- Exercise description
Scan the data. Collect each line that contains the word "models".

[Excerpts from a figure dataset]
**********

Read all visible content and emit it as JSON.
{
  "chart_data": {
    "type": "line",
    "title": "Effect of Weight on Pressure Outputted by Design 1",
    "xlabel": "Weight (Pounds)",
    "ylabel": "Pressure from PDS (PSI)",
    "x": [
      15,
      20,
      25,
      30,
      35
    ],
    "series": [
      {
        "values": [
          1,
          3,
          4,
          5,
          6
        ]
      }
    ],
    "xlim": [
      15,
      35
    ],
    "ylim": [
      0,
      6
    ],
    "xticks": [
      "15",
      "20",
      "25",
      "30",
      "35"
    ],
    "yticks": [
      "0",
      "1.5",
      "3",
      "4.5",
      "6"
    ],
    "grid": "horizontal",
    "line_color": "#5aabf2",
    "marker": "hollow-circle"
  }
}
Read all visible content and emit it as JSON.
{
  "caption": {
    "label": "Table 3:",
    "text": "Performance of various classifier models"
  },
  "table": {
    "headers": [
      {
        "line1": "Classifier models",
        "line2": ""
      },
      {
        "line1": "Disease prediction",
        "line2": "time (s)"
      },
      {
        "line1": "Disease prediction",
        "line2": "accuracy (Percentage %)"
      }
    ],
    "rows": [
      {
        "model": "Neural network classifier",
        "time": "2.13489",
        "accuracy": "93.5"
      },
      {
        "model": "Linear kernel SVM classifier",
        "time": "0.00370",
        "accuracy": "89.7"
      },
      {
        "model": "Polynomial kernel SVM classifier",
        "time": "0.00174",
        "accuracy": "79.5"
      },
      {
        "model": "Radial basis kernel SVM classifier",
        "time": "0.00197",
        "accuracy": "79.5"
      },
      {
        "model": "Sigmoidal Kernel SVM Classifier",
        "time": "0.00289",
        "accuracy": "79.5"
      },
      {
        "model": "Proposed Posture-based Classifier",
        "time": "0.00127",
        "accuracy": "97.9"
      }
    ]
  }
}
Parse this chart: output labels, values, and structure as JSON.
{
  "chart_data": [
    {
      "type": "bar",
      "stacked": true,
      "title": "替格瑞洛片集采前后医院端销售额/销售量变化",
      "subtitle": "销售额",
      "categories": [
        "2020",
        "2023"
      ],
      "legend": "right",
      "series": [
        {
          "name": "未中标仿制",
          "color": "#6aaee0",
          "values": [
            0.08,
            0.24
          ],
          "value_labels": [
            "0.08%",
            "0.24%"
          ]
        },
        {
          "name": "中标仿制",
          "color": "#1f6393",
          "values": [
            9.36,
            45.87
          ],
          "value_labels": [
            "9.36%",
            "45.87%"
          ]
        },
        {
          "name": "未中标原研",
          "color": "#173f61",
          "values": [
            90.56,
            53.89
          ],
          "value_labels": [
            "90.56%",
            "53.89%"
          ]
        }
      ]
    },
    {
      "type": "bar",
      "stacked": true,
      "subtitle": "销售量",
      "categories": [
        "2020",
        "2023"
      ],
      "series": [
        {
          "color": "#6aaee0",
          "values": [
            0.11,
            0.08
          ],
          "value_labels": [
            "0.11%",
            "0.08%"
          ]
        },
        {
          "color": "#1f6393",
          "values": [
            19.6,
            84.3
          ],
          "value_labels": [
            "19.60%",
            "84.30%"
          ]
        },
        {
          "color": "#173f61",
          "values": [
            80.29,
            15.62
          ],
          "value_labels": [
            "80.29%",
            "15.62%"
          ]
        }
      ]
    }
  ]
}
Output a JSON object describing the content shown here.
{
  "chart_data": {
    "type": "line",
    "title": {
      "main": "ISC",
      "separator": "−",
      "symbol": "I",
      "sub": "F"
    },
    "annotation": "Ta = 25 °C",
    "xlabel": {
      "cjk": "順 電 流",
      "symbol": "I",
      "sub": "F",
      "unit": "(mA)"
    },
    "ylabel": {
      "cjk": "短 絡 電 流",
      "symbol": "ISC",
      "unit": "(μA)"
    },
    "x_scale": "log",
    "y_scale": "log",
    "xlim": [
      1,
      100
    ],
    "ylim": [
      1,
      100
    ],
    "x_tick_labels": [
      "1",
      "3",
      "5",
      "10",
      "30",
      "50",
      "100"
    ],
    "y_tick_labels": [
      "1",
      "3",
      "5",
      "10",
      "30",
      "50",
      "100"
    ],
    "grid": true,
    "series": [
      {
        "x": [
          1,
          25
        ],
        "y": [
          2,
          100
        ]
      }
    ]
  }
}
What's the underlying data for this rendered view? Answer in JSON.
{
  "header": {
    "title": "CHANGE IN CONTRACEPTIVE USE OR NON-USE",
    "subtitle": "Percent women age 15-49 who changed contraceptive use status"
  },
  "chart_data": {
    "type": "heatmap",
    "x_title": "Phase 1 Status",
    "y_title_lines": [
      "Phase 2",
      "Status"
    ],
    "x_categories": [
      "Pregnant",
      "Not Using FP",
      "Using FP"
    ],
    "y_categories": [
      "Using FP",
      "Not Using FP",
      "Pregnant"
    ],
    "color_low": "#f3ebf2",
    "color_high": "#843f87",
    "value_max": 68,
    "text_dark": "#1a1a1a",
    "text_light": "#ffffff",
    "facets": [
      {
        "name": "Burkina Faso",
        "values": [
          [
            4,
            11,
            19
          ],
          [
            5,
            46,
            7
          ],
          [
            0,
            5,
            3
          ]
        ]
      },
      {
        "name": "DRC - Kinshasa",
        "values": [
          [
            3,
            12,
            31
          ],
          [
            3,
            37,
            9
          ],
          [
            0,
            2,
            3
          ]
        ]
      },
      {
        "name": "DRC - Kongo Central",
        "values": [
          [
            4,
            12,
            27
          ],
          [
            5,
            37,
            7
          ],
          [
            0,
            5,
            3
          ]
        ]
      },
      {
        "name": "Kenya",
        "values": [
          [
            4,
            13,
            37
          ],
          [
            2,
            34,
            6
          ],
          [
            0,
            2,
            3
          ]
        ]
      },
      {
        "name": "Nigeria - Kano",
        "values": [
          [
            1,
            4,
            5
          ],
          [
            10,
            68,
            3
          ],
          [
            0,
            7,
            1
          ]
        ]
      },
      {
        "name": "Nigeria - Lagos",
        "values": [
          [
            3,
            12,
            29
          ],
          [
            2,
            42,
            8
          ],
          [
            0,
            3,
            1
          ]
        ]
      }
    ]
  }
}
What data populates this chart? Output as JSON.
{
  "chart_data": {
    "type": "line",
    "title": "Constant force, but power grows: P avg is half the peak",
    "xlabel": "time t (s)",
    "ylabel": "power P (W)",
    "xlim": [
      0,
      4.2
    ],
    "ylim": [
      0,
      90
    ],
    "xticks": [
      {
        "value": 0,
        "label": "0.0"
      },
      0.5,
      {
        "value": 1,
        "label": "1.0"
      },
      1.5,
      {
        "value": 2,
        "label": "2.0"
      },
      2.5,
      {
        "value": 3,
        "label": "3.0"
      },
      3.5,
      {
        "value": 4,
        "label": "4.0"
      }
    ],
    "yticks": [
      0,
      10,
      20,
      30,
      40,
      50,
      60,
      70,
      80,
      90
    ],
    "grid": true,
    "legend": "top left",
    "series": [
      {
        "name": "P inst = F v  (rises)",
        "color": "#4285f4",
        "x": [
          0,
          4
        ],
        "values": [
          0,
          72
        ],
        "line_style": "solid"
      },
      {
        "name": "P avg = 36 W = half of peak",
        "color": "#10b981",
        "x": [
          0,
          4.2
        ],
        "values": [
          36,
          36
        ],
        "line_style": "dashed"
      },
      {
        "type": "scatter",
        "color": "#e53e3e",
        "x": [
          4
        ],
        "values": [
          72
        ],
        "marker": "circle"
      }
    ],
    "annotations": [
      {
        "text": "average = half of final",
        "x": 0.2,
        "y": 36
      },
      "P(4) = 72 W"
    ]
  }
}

**********

- Task answer
    "text": "Performance of various classifier models"
        "line1": "Classifier models",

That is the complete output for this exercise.